[Instructions for the task]
Below are some entries. Work out how many of their lines hold the word "ljuduttag", and write that number alone.

>> start Listing

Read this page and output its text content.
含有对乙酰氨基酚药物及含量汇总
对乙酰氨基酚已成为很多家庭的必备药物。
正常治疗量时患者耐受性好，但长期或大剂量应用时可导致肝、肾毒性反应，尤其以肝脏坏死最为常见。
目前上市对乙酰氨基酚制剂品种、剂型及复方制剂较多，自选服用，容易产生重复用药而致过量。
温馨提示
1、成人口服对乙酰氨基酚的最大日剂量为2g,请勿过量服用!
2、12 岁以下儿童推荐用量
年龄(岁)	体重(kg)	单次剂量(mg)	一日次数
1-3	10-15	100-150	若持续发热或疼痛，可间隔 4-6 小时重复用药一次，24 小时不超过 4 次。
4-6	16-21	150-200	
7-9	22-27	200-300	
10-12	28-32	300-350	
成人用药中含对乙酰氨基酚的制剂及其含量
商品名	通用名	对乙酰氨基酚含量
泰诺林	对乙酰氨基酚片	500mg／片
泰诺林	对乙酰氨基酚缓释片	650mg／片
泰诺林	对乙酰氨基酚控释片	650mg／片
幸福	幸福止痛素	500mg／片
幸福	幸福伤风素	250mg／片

>> end Listing
>> start Listing

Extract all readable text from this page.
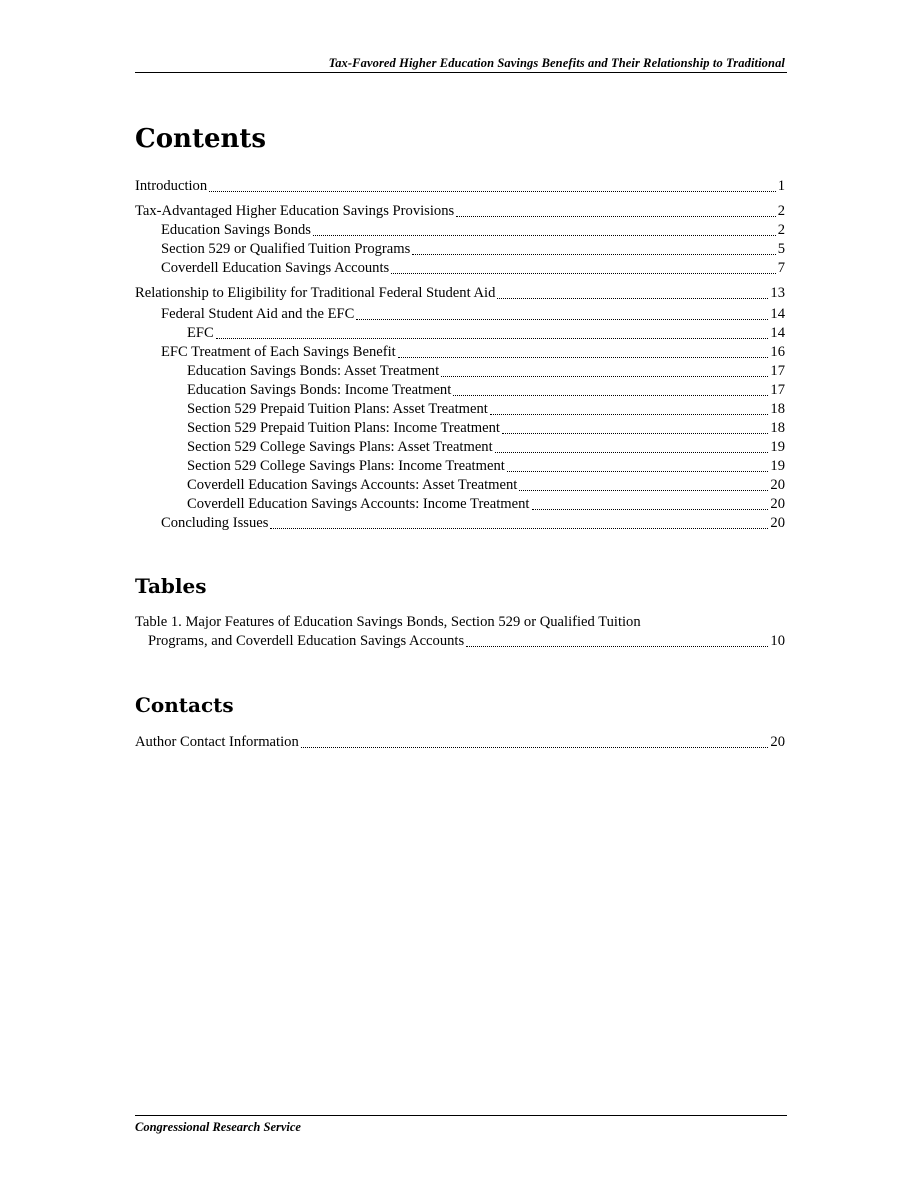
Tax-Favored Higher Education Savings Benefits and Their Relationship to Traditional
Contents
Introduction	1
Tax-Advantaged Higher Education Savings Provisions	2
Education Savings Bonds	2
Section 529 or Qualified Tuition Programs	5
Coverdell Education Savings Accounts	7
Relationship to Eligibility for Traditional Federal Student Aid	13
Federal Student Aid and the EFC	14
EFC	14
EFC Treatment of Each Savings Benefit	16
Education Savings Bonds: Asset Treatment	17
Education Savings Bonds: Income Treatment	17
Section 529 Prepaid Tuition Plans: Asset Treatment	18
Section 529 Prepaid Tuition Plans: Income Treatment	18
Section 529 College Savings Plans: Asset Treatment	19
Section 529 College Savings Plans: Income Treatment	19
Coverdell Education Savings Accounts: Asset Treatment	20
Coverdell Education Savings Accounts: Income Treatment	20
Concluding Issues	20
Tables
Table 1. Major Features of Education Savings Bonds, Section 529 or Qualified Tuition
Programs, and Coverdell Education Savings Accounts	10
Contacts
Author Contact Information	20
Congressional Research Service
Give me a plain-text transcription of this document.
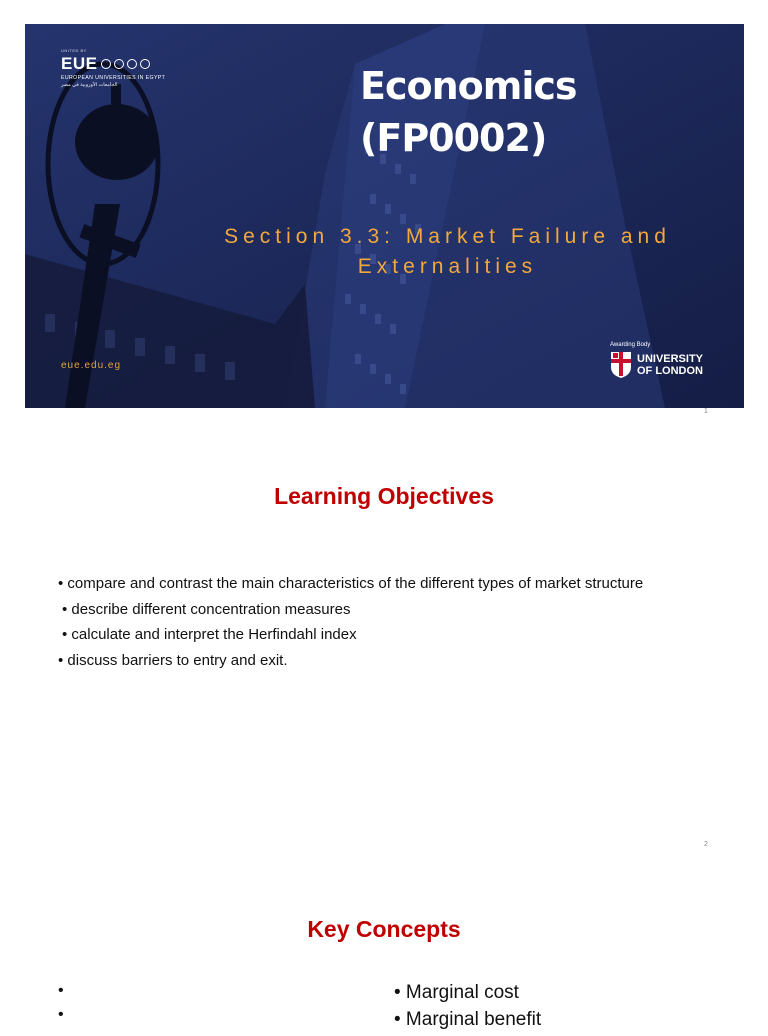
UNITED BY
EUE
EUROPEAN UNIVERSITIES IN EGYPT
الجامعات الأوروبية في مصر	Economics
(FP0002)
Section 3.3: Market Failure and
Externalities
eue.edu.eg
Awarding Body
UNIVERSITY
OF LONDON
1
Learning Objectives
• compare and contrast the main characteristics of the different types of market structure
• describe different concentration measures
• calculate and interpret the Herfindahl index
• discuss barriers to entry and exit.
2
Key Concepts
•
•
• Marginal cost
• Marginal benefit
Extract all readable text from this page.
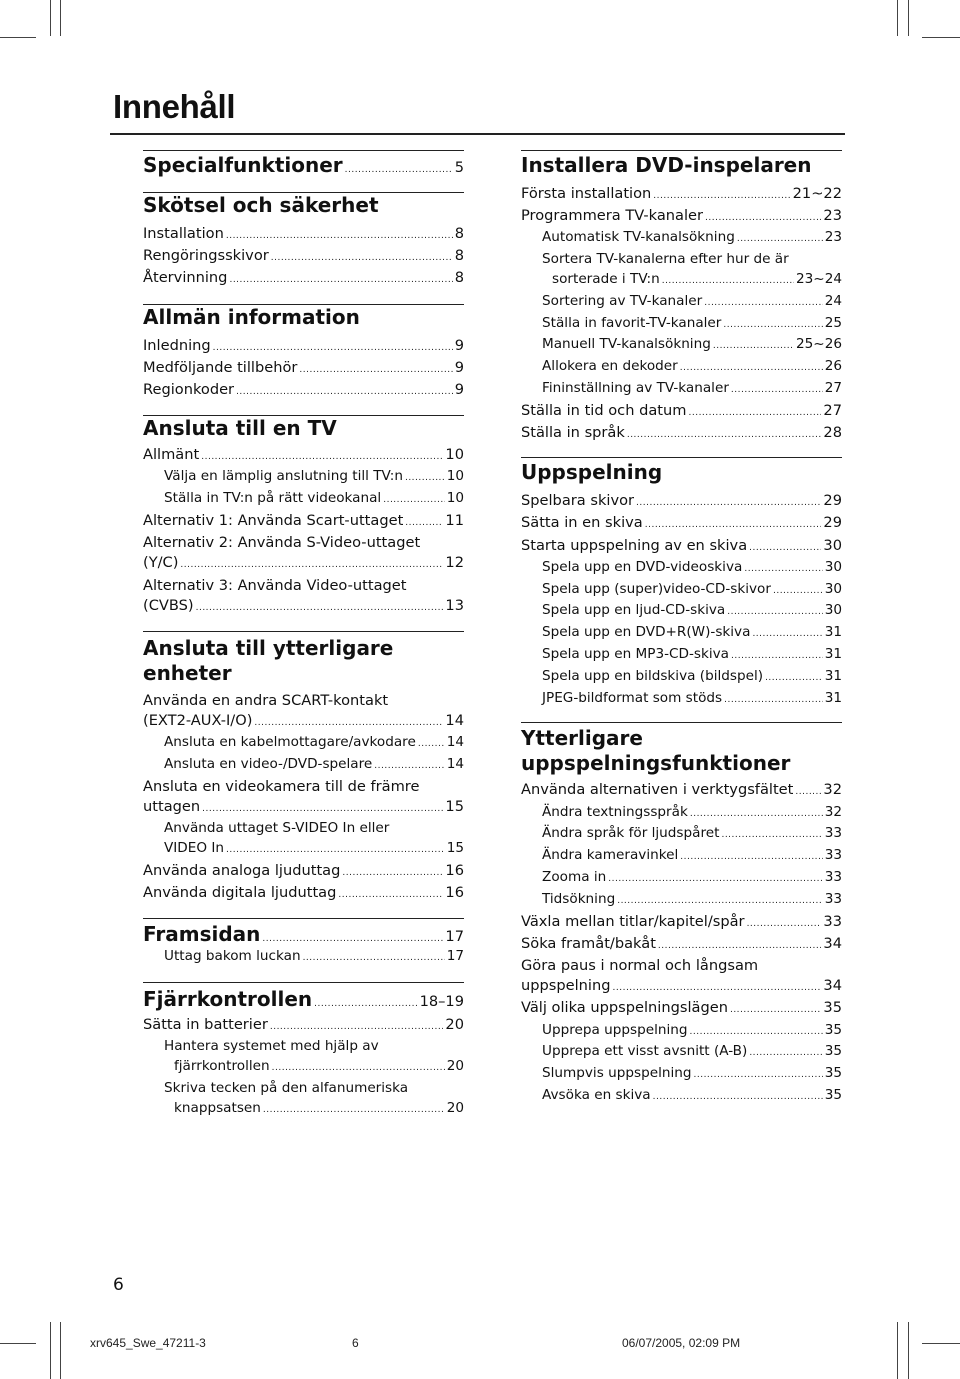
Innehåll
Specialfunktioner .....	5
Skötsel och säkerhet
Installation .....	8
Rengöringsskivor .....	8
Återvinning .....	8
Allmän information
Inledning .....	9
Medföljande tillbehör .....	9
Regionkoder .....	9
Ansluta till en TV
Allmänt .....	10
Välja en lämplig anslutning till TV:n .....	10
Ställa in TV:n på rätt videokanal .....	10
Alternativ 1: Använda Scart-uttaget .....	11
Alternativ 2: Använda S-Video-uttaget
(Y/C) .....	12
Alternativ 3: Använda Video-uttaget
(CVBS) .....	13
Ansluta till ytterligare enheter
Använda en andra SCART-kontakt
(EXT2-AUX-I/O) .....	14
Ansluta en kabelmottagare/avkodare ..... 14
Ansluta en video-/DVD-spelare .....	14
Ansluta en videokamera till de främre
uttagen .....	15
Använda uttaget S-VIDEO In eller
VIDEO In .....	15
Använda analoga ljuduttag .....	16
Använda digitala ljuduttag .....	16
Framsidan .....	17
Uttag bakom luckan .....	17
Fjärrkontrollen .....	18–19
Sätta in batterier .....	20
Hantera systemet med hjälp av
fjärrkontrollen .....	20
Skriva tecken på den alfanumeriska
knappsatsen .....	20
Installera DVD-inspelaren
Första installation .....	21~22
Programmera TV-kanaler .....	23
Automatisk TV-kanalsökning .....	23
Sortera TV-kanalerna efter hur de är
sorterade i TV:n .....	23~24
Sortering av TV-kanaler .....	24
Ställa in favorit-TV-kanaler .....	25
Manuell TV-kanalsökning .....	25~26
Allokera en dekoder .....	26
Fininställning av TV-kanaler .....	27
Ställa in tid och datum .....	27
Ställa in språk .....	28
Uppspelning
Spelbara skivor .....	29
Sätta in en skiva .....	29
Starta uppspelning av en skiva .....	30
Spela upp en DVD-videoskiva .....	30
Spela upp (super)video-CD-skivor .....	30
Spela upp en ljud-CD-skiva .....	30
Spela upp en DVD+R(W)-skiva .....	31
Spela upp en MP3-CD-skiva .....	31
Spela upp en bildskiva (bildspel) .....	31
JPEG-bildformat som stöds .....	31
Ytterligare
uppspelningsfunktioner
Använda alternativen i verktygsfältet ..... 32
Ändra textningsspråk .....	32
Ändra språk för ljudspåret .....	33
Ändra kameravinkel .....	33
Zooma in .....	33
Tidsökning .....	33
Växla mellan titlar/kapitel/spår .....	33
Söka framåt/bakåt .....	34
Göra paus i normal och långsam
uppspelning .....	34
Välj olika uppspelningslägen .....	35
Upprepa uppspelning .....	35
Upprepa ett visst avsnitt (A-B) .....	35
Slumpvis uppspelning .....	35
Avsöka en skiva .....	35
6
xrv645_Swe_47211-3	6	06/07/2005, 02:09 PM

>> end Listing

[Problem solution]
2